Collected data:
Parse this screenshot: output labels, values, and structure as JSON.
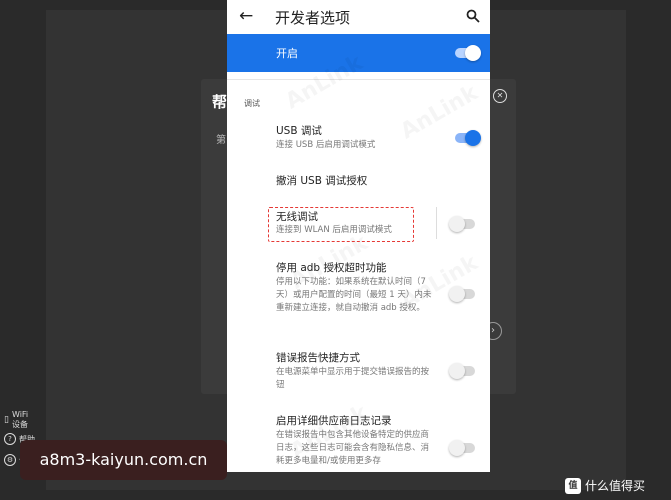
{
  "background": {
    "dialog_title": "帮",
    "dialog_sub": "第",
    "left_items": [
      {
        "icon": "wifi-icon",
        "label": "WiFi设备"
      },
      {
        "icon": "help-icon",
        "label": "帮助"
      },
      {
        "icon": "settings-icon",
        "label": "设置"
      }
    ]
  },
  "appbar": {
    "title": "开发者选项"
  },
  "master_switch": {
    "label": "开启",
    "enabled": true
  },
  "section_label": "调试",
  "items": [
    {
      "title": "USB 调试",
      "subtitle": "连接 USB 后启用调试模式",
      "toggle": "on"
    },
    {
      "title": "撤消 USB 调试授权",
      "subtitle": "",
      "toggle": "none"
    },
    {
      "title": "无线调试",
      "subtitle": "连接到 WLAN 后启用调试模式",
      "toggle": "off"
    },
    {
      "title": "停用 adb 授权超时功能",
      "subtitle": "停用以下功能：如果系统在默认时间（7 天）或用户配置的时间（最短 1 天）内未重新建立连接，就自动撤消 adb 授权。",
      "toggle": "off"
    },
    {
      "title": "错误报告快捷方式",
      "subtitle": "在电源菜单中显示用于提交错误报告的按钮",
      "toggle": "off"
    },
    {
      "title": "启用详细供应商日志记录",
      "subtitle": "在错误报告中包含其他设备特定的供应商日志，这些日志可能会含有隐私信息、消耗更多电量和/或使用更多存",
      "toggle": "off"
    }
  ],
  "watermark": "AnLink",
  "url_banner": "a8m3-kaiyun.com.cn",
  "brand": {
    "badge": "值",
    "text": "什么值得买"
  }
}
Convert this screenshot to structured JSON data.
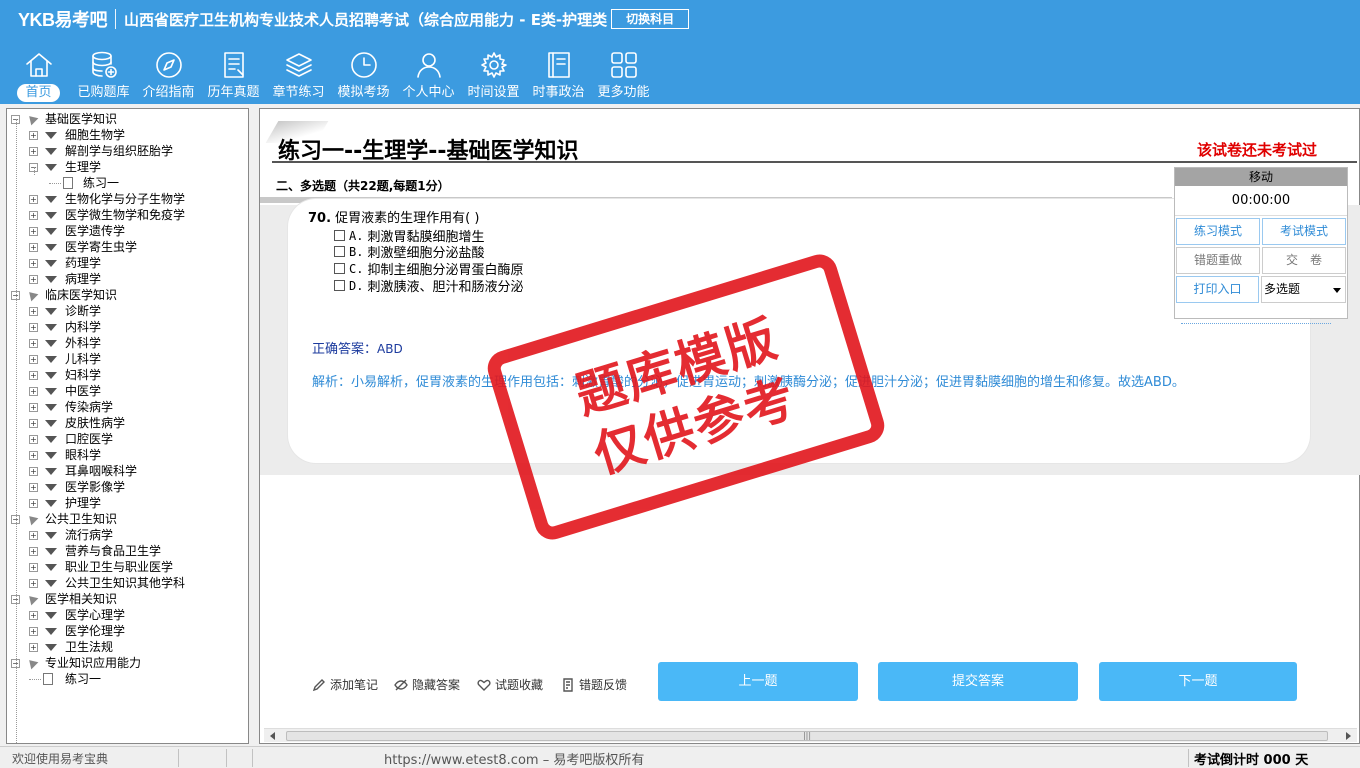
{
  "header": {
    "logo": "YKB易考吧",
    "title": "山西省医疗卫生机构专业技术人员招聘考试（综合应用能力 - E类-护理类",
    "switch_label": "切换科目"
  },
  "nav": [
    {
      "label": "首页",
      "icon": "home-icon"
    },
    {
      "label": "已购题库",
      "icon": "database-icon"
    },
    {
      "label": "介绍指南",
      "icon": "compass-icon"
    },
    {
      "label": "历年真题",
      "icon": "document-list-icon"
    },
    {
      "label": "章节练习",
      "icon": "layers-icon"
    },
    {
      "label": "模拟考场",
      "icon": "clock-icon"
    },
    {
      "label": "个人中心",
      "icon": "user-icon"
    },
    {
      "label": "时间设置",
      "icon": "gear-icon"
    },
    {
      "label": "时事政治",
      "icon": "notebook-icon"
    },
    {
      "label": "更多功能",
      "icon": "grid-icon"
    }
  ],
  "tree": [
    {
      "label": "基础医学知识",
      "level": 0,
      "toggle": "-"
    },
    {
      "label": "细胞生物学",
      "level": 1,
      "toggle": "+"
    },
    {
      "label": "解剖学与组织胚胎学",
      "level": 1,
      "toggle": "+"
    },
    {
      "label": "生理学",
      "level": 1,
      "toggle": "-"
    },
    {
      "label": "练习一",
      "level": 2,
      "toggle": ""
    },
    {
      "label": "生物化学与分子生物学",
      "level": 1,
      "toggle": "+"
    },
    {
      "label": "医学微生物学和免疫学",
      "level": 1,
      "toggle": "+"
    },
    {
      "label": "医学遗传学",
      "level": 1,
      "toggle": "+"
    },
    {
      "label": "医学寄生虫学",
      "level": 1,
      "toggle": "+"
    },
    {
      "label": "药理学",
      "level": 1,
      "toggle": "+"
    },
    {
      "label": "病理学",
      "level": 1,
      "toggle": "+"
    },
    {
      "label": "临床医学知识",
      "level": 0,
      "toggle": "-"
    },
    {
      "label": "诊断学",
      "level": 1,
      "toggle": "+"
    },
    {
      "label": "内科学",
      "level": 1,
      "toggle": "+"
    },
    {
      "label": "外科学",
      "level": 1,
      "toggle": "+"
    },
    {
      "label": "儿科学",
      "level": 1,
      "toggle": "+"
    },
    {
      "label": "妇科学",
      "level": 1,
      "toggle": "+"
    },
    {
      "label": "中医学",
      "level": 1,
      "toggle": "+"
    },
    {
      "label": "传染病学",
      "level": 1,
      "toggle": "+"
    },
    {
      "label": "皮肤性病学",
      "level": 1,
      "toggle": "+"
    },
    {
      "label": "口腔医学",
      "level": 1,
      "toggle": "+"
    },
    {
      "label": "眼科学",
      "level": 1,
      "toggle": "+"
    },
    {
      "label": "耳鼻咽喉科学",
      "level": 1,
      "toggle": "+"
    },
    {
      "label": "医学影像学",
      "level": 1,
      "toggle": "+"
    },
    {
      "label": "护理学",
      "level": 1,
      "toggle": "+"
    },
    {
      "label": "公共卫生知识",
      "level": 0,
      "toggle": "-"
    },
    {
      "label": "流行病学",
      "level": 1,
      "toggle": "+"
    },
    {
      "label": "营养与食品卫生学",
      "level": 1,
      "toggle": "+"
    },
    {
      "label": "职业卫生与职业医学",
      "level": 1,
      "toggle": "+"
    },
    {
      "label": "公共卫生知识其他学科",
      "level": 1,
      "toggle": "+"
    },
    {
      "label": "医学相关知识",
      "level": 0,
      "toggle": "-"
    },
    {
      "label": "医学心理学",
      "level": 1,
      "toggle": "+"
    },
    {
      "label": "医学伦理学",
      "level": 1,
      "toggle": "+"
    },
    {
      "label": "卫生法规",
      "level": 1,
      "toggle": "+"
    },
    {
      "label": "专业知识应用能力",
      "level": 0,
      "toggle": "-"
    },
    {
      "label": "练习一",
      "level": 1,
      "toggle": "",
      "leaf": true
    }
  ],
  "paper": {
    "title": "练习一--生理学--基础医学知识",
    "status": "该试卷还未考试过",
    "section": "二、多选题（共22题,每题1分）"
  },
  "question": {
    "number": "70.",
    "stem": "促胃液素的生理作用有( )",
    "options": [
      {
        "letter": "A.",
        "text": "刺激胃黏膜细胞增生"
      },
      {
        "letter": "B.",
        "text": "刺激壁细胞分泌盐酸"
      },
      {
        "letter": "C.",
        "text": "抑制主细胞分泌胃蛋白酶原"
      },
      {
        "letter": "D.",
        "text": "刺激胰液、胆汁和肠液分泌"
      }
    ],
    "answer_label": "正确答案：",
    "answer_value": "ABD",
    "analysis": "解析：小易解析，促胃液素的生理作用包括：刺激胃酸的分泌，促进胃运动；刺激胰酶分泌；促进胆汁分泌；促进胃黏膜细胞的增生和修复。故选ABD。"
  },
  "stamp": {
    "line1": "题库模版",
    "line2": "仅供参考"
  },
  "panel": {
    "header": "移动",
    "timer": "00:00:00",
    "practice_mode": "练习模式",
    "exam_mode": "考试模式",
    "redo_wrong": "错题重做",
    "submit_paper": "交　卷",
    "print": "打印入口",
    "qtype": "多选题"
  },
  "tools": {
    "note": "添加笔记",
    "hide_answer": "隐藏答案",
    "favorite": "试题收藏",
    "feedback": "错题反馈"
  },
  "buttons": {
    "prev": "上一题",
    "submit": "提交答案",
    "next": "下一题"
  },
  "statusbar": {
    "left": "欢迎使用易考宝典",
    "center": "https://www.etest8.com – 易考吧版权所有",
    "right": "考试倒计时 000 天"
  }
}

» Given request
Copy down every line of the entries containing the word "JSON".

» Problem solution
Parse this screenshot: output labels, values, and structure as JSON.
Convert this screenshot to structured JSON data.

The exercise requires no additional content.